_Data records_.

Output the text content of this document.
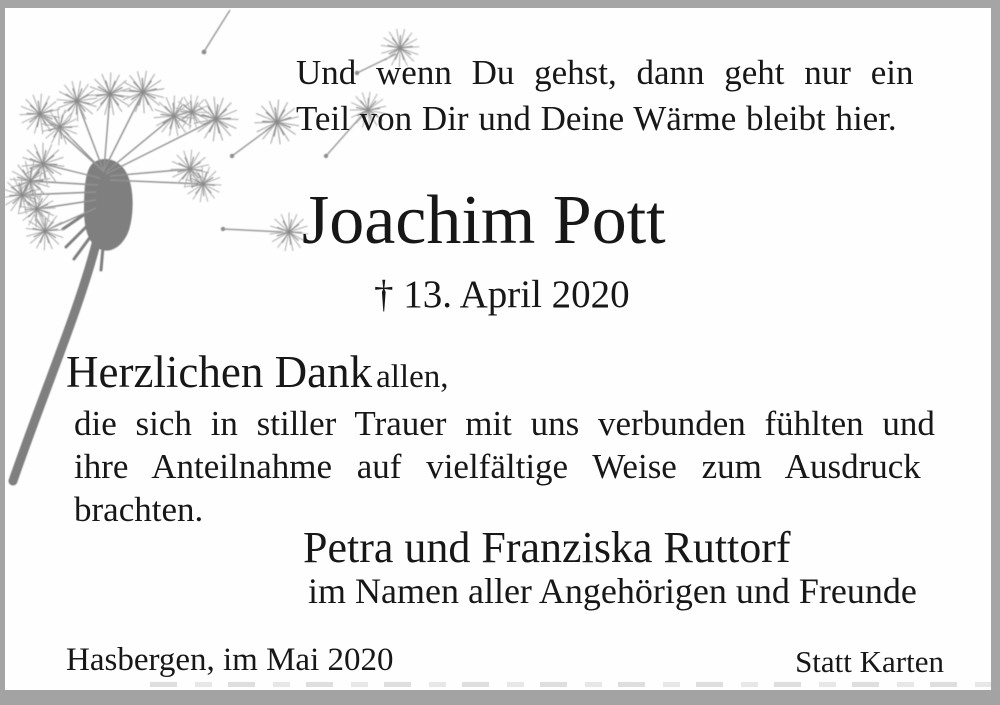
Und wenn Du gehst, dann geht nur ein
Teil von Dir und Deine Wärme bleibt hier.
Joachim Pott
† 13. April 2020
Herzlichen Dank allen,
die sich in stiller Trauer mit uns verbunden fühlten und
ihre Anteilnahme auf vielfältige Weise zum Ausdruck
brachten.
Petra und Franziska Ruttorf
im Namen aller Angehörigen und Freunde
Hasbergen, im Mai 2020	Statt Karten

_What is required_. Leave out the pictures and transcribe the entries above exactly.

_Answer to this problem_.
Output the text content of this document.
Und wenn Du gehst, dann geht nur ein
Teil von Dir und Deine Wärme bleibt hier.
Joachim Pott
† 13. April 2020
Herzlichen Dank allen,
die sich in stiller Trauer mit uns verbunden fühlten und
ihre Anteilnahme auf vielfältige Weise zum Ausdruck
brachten.
Petra und Franziska Ruttorf
im Namen aller Angehörigen und Freunde
Hasbergen, im Mai 2020	Statt Karten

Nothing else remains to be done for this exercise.